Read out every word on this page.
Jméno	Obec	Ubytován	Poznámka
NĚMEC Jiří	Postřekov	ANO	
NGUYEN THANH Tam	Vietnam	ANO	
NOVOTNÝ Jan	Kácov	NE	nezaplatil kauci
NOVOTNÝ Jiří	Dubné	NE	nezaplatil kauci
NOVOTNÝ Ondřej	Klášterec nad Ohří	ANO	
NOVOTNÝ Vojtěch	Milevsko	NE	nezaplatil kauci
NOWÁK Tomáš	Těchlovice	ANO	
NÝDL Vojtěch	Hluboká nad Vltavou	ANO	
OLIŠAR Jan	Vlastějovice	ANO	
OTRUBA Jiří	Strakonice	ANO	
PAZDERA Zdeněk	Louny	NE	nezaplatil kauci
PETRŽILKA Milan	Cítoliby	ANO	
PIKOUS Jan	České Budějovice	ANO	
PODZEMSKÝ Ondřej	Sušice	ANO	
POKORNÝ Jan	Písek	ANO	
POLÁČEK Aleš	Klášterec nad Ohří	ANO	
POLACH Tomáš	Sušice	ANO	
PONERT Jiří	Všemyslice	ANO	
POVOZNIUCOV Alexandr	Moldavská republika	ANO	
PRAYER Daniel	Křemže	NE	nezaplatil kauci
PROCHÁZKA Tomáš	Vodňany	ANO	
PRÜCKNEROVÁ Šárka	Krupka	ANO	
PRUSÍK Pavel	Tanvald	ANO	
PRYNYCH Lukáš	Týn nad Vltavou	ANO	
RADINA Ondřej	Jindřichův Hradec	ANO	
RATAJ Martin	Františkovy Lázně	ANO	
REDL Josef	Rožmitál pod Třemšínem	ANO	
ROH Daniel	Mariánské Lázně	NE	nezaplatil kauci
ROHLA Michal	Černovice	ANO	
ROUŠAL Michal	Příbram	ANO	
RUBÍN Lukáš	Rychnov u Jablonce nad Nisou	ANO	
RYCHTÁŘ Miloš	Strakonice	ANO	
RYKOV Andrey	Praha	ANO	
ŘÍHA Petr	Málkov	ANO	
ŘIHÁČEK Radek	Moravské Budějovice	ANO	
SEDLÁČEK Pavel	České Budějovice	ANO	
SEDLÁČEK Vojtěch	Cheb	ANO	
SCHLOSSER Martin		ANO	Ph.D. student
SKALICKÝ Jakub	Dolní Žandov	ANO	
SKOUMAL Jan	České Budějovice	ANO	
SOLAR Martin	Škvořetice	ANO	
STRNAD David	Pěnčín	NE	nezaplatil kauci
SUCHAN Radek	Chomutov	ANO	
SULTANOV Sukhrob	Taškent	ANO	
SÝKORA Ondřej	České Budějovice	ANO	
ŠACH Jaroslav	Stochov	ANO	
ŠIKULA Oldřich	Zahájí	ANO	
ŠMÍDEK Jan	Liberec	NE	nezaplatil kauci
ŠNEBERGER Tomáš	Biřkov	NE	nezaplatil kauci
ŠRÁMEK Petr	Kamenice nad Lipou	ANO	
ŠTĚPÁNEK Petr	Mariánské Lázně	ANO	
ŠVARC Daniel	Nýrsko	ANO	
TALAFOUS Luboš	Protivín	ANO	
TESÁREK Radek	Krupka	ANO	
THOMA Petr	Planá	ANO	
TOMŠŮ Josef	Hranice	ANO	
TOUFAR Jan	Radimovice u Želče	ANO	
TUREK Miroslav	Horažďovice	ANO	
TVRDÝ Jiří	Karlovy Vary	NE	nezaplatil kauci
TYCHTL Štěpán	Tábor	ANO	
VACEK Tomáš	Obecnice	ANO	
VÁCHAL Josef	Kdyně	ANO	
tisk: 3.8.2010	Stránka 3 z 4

◆ **What the exercise asks**
Go through the records and show every line with the string "Ondřej" in it.

◆ **Final result**
NOVOTNÝ Ondřej	Klášterec nad Ohří	ANO	
PODZEMSKÝ Ondřej	Sušice	ANO	
RADINA Ondřej	Jindřichův Hradec	ANO	
SÝKORA Ondřej	České Budějovice	ANO	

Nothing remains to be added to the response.